[Entries drawn from a collection]
★ ★ ★

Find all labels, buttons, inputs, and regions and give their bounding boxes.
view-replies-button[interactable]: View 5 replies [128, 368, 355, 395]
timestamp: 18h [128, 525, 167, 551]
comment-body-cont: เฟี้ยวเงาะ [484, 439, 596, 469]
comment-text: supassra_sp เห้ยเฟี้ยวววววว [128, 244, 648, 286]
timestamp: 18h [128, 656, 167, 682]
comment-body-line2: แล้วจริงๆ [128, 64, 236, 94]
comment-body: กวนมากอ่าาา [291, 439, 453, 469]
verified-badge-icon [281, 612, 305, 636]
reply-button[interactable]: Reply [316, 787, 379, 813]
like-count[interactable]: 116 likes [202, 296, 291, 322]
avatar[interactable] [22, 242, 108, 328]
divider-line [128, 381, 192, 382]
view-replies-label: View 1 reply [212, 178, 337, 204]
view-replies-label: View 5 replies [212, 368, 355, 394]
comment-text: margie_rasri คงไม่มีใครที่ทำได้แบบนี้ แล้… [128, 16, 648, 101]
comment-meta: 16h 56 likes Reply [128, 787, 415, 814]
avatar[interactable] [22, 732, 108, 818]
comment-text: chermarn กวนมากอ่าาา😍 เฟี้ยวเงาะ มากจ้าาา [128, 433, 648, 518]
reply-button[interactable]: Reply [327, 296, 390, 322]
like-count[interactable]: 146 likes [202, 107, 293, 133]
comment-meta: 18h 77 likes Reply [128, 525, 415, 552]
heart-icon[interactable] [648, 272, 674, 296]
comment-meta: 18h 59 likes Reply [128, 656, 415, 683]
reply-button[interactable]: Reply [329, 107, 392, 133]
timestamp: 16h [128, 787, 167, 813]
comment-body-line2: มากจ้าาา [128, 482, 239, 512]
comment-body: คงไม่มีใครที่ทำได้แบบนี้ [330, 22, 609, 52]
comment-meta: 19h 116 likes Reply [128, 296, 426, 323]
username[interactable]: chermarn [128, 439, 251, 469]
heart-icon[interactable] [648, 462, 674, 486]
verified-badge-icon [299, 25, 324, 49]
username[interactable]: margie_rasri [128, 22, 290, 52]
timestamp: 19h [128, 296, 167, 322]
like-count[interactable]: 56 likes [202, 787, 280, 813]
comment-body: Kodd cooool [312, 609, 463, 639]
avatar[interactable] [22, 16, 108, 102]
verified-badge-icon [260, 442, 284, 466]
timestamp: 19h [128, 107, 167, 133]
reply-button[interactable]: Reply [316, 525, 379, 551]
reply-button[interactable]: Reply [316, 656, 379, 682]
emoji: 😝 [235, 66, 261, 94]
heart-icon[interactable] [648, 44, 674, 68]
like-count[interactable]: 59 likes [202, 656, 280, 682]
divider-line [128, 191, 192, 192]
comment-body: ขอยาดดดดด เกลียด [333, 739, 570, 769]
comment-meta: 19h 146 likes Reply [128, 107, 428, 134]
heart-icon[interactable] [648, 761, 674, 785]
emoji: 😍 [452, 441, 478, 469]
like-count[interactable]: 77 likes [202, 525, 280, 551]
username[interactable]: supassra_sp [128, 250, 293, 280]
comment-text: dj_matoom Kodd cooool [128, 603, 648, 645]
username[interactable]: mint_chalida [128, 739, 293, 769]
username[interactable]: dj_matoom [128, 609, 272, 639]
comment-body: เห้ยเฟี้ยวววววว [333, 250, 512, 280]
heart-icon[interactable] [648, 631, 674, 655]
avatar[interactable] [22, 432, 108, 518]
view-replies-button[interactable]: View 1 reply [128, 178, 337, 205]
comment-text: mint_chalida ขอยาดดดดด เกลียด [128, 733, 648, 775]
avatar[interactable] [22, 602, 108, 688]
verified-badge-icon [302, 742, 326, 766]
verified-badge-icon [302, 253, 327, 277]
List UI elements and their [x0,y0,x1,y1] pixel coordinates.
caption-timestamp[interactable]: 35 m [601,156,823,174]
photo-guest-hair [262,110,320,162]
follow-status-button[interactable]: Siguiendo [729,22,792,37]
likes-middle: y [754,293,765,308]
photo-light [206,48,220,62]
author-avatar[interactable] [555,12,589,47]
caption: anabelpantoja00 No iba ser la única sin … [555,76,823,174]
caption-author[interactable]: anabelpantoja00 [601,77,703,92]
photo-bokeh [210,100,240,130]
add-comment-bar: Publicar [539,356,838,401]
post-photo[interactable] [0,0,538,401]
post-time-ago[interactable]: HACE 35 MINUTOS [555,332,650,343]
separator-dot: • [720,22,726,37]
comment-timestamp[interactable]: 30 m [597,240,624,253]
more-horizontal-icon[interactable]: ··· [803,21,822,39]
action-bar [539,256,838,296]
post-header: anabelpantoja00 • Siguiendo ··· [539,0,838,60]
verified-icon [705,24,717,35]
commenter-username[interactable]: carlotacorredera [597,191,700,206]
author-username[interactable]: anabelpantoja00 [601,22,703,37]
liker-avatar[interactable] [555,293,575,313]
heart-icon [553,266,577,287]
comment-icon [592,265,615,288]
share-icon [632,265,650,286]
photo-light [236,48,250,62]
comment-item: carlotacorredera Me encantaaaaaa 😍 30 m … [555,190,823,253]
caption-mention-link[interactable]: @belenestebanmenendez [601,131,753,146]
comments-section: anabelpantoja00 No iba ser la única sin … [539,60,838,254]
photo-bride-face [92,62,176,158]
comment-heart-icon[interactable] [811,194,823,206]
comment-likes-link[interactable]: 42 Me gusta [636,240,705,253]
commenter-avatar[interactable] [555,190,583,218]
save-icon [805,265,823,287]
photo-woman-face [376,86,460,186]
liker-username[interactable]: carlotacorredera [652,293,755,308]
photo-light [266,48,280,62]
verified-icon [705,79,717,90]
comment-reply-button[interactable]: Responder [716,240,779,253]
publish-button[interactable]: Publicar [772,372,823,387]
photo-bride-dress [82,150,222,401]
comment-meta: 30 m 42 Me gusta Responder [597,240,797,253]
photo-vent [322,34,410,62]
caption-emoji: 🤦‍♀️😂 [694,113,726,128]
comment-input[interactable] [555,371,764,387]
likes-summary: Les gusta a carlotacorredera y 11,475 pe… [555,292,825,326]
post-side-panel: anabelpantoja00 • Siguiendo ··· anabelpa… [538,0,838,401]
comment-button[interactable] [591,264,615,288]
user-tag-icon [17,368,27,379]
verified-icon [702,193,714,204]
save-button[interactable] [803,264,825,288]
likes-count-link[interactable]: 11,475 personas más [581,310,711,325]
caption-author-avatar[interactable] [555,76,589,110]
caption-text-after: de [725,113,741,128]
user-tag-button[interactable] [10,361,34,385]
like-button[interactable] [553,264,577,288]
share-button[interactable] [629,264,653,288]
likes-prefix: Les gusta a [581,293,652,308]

★ ★ ★

** Exercise instructions **
Please render every line of the records above as a numbered list, leaving out any blank lines.

** Right answer **
1. Find all labels, buttons, inputs, and regions and give their bounding boxes.
2. view-replies-button[interactable]: View 5 replies [128, 368, 355, 395]
3. timestamp: 18h [128, 525, 167, 551]
4. comment-body-cont: เฟี้ยวเงาะ [484, 439, 596, 469]
5. comment-text: supassra_sp เห้ยเฟี้ยวววววว [128, 244, 648, 286]
6. timestamp: 18h [128, 656, 167, 682]
7. comment-body-line2: แล้วจริงๆ [128, 64, 236, 94]
8. comment-body: กวนมากอ่าาา [291, 439, 453, 469]
9. verified-badge-icon [281, 612, 305, 636]
10. reply-button[interactable]: Reply [316, 787, 379, 813]
11. like-count[interactable]: 116 likes [202, 296, 291, 322]
12. avatar[interactable] [22, 242, 108, 328]
13. divider-line [128, 381, 192, 382]
14. view-replies-label: View 1 reply [212, 178, 337, 204]
15. view-replies-label: View 5 replies [212, 368, 355, 394]
16. comment-text: margie_rasri คงไม่มีใครที่ทำได้แบบนี้ แล้… [128, 16, 648, 101]
17. comment-meta: 16h 56 likes Reply [128, 787, 415, 814]
18. avatar[interactable] [22, 732, 108, 818]
19. comment-text: chermarn กวนมากอ่าาา😍 เฟี้ยวเงาะ มากจ้าาา [128, 433, 648, 518]
20. reply-button[interactable]: Reply [327, 296, 390, 322]
21. like-count[interactable]: 146 likes [202, 107, 293, 133]
22. comment-meta: 18h 77 likes Reply [128, 525, 415, 552]
23. heart-icon[interactable] [648, 272, 674, 296]
24. comment-meta: 18h 59 likes Reply [128, 656, 415, 683]
25. reply-button[interactable]: Reply [329, 107, 392, 133]
26. timestamp: 16h [128, 787, 167, 813]
27. comment-body-line2: มากจ้าาา [128, 482, 239, 512]
28. comment-body: คงไม่มีใครที่ทำได้แบบนี้ [330, 22, 609, 52]
29. comment-meta: 19h 116 likes Reply [128, 296, 426, 323]
30. username[interactable]: chermarn [128, 439, 251, 469]
31. heart-icon[interactable] [648, 462, 674, 486]
32. verified-badge-icon [299, 25, 324, 49]
33. username[interactable]: margie_rasri [128, 22, 290, 52]
34. timestamp: 19h [128, 296, 167, 322]
35. like-count[interactable]: 56 likes [202, 787, 280, 813]
36. comment-body: Kodd cooool [312, 609, 463, 639]
37. avatar[interactable] [22, 16, 108, 102]
38. verified-badge-icon [260, 442, 284, 466]
39. timestamp: 19h [128, 107, 167, 133]
40. reply-button[interactable]: Reply [316, 525, 379, 551]
41. reply-button[interactable]: Reply [316, 656, 379, 682]
42. emoji: 😝 [235, 66, 261, 94]
43. heart-icon[interactable] [648, 44, 674, 68]
44. like-count[interactable]: 59 likes [202, 656, 280, 682]
45. divider-line [128, 191, 192, 192]
46. comment-body: ขอยาดดดดด เกลียด [333, 739, 570, 769]
47. comment-meta: 19h 146 likes Reply [128, 107, 428, 134]
48. heart-icon[interactable] [648, 761, 674, 785]
49. emoji: 😍 [452, 441, 478, 469]
50. like-count[interactable]: 77 likes [202, 525, 280, 551]
51. username[interactable]: supassra_sp [128, 250, 293, 280]
52. comment-text: dj_matoom Kodd cooool [128, 603, 648, 645]
53. username[interactable]: mint_chalida [128, 739, 293, 769]
54. username[interactable]: dj_matoom [128, 609, 272, 639]
55. comment-body: เห้ยเฟี้ยวววววว [333, 250, 512, 280]
56. heart-icon[interactable] [648, 631, 674, 655]
57. avatar[interactable] [22, 432, 108, 518]
58. view-replies-button[interactable]: View 1 reply [128, 178, 337, 205]
59. comment-text: mint_chalida ขอยาดดดดด เกลียด [128, 733, 648, 775]
60. avatar[interactable] [22, 602, 108, 688]
61. verified-badge-icon [302, 742, 326, 766]
62. verified-badge-icon [302, 253, 327, 277]
63. List UI elements and their [x0,y0,x1,y1] pixel coordinates.
64. caption-timestamp[interactable]: 35 m [601,156,823,174]
65. photo-guest-hair [262,110,320,162]
66. follow-status-button[interactable]: Siguiendo [729,22,792,37]
67. likes-middle: y [754,293,765,308]
68. photo-light [206,48,220,62]
69. author-avatar[interactable] [555,12,589,47]
70. caption: anabelpantoja00 No iba ser la única sin … [555,76,823,174]
71. caption-author[interactable]: anabelpantoja00 [601,77,703,92]
72. photo-bokeh [210,100,240,130]
73. add-comment-bar: Publicar [539,356,838,401]
74. post-photo[interactable] [0,0,538,401]
75. post-time-ago[interactable]: HACE 35 MINUTOS [555,332,650,343]
76. separator-dot: • [720,22,726,37]
77. comment-timestamp[interactable]: 30 m [597,240,624,253]
78. more-horizontal-icon[interactable]: ··· [803,21,822,39]
79. action-bar [539,256,838,296]
80. post-header: anabelpantoja00 • Siguiendo ··· [539,0,838,60]
81. verified-icon [705,24,717,35]
82. commenter-username[interactable]: carlotacorredera [597,191,700,206]
83. author-username[interactable]: anabelpantoja00 [601,22,703,37]
84. liker-avatar[interactable] [555,293,575,313]
85. heart-icon [553,266,577,287]
86. comment-icon [592,265,615,288]
87. share-icon [632,265,650,286]
88. photo-light [236,48,250,62]
89. comment-item: carlotacorredera Me encantaaaaaa 😍 30 m … [555,190,823,253]
90. caption-mention-link[interactable]: @belenestebanmenendez [601,131,753,146]
91. comments-section: anabelpantoja00 No iba ser la única sin … [539,60,838,254]
92. photo-bride-face [92,62,176,158]
93. comment-heart-icon[interactable] [811,194,823,206]
94. comment-likes-link[interactable]: 42 Me gusta [636,240,705,253]
95. commenter-avatar[interactable] [555,190,583,218]
96. save-icon [805,265,823,287]
97. photo-woman-face [376,86,460,186]
98. liker-username[interactable]: carlotacorredera [652,293,755,308]
99. photo-light [266,48,280,62]
100. verified-icon [705,79,717,90]
101. comment-reply-button[interactable]: Responder [716,240,779,253]
102. publish-button[interactable]: Publicar [772,372,823,387]
103. photo-bride-dress [82,150,222,401]
104. comment-meta: 30 m 42 Me gusta Responder [597,240,797,253]
105. photo-vent [322,34,410,62]
106. caption-emoji: 🤦‍♀️😂 [694,113,726,128]
107. comment-input[interactable] [555,371,764,387]
108. likes-summary: Les gusta a carlotacorredera y 11,475 pe… [555,292,825,326]
109. post-side-panel: anabelpantoja00 • Siguiendo ··· anabelpa… [538,0,838,401]
110. comment-button[interactable] [591,264,615,288]
111. user-tag-icon [17,368,27,379]
112. verified-icon [702,193,714,204]
113. save-button[interactable] [803,264,825,288]
114. likes-count-link[interactable]: 11,475 personas más [581,310,711,325]
115. caption-author-avatar[interactable] [555,76,589,110]
116. caption-text-after: de [725,113,741,128]
117. user-tag-button[interactable] [10,361,34,385]
118. like-button[interactable] [553,264,577,288]
119. share-button[interactable] [629,264,653,288]
120. likes-prefix: Les gusta a [581,293,652,308]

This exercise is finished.